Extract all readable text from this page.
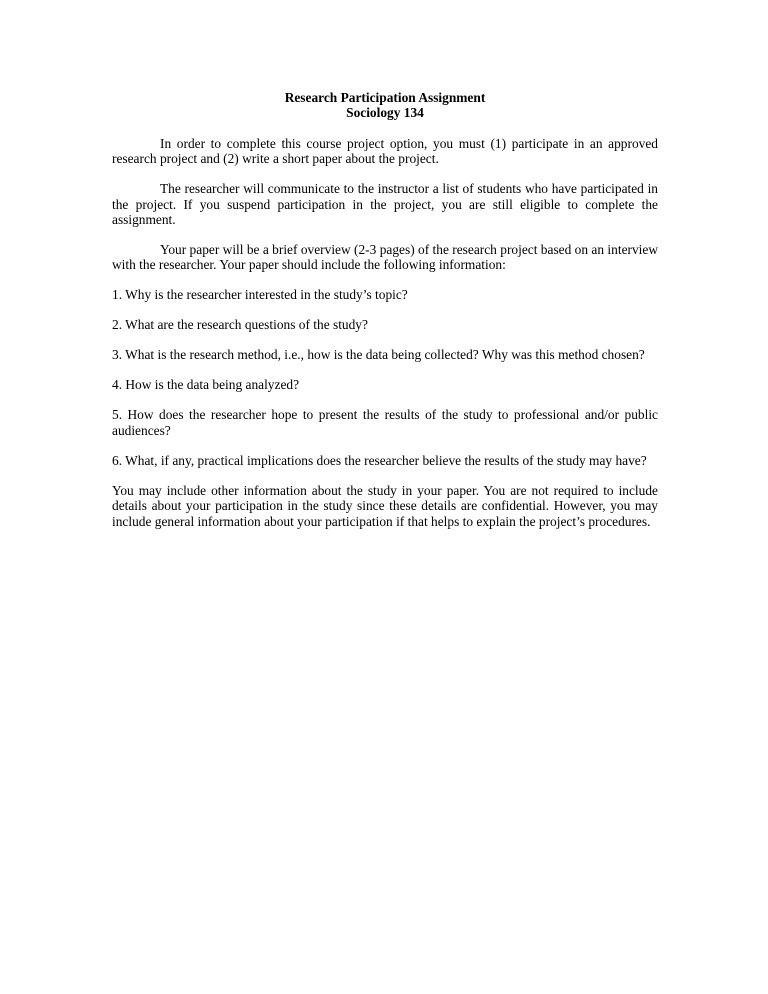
Research Participation Assignment
Sociology 134

In order to complete this course project option, you must (1) participate in an approved research project and (2) write a short paper about the project.

The researcher will communicate to the instructor a list of students who have participated in the project. If you suspend participation in the project, you are still eligible to complete the assignment.

Your paper will be a brief overview (2-3 pages) of the research project based on an interview with the researcher. Your paper should include the following information:

1. Why is the researcher interested in the study’s topic?

2. What are the research questions of the study?

3. What is the research method, i.e., how is the data being collected? Why was this method chosen?

4. How is the data being analyzed?

5. How does the researcher hope to present the results of the study to professional and/or public audiences?

6. What, if any, practical implications does the researcher believe the results of the study may have?

You may include other information about the study in your paper. You are not required to include details about your participation in the study since these details are confidential. However, you may include general information about your participation if that helps to explain the project’s procedures.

*Short problem*. Reproduce the records above exactly, leaving out every picture they contain.

*Answer*.
Extract all readable text from this page.
Research Participation Assignment
Sociology 134

In order to complete this course project option, you must (1) participate in an approved research project and (2) write a short paper about the project.

The researcher will communicate to the instructor a list of students who have participated in the project. If you suspend participation in the project, you are still eligible to complete the assignment.

Your paper will be a brief overview (2-3 pages) of the research project based on an interview with the researcher. Your paper should include the following information:

1. Why is the researcher interested in the study’s topic?

2. What are the research questions of the study?

3. What is the research method, i.e., how is the data being collected? Why was this method chosen?

4. How is the data being analyzed?

5. How does the researcher hope to present the results of the study to professional and/or public audiences?

6. What, if any, practical implications does the researcher believe the results of the study may have?

You may include other information about the study in your paper. You are not required to include details about your participation in the study since these details are confidential. However, you may include general information about your participation if that helps to explain the project’s procedures.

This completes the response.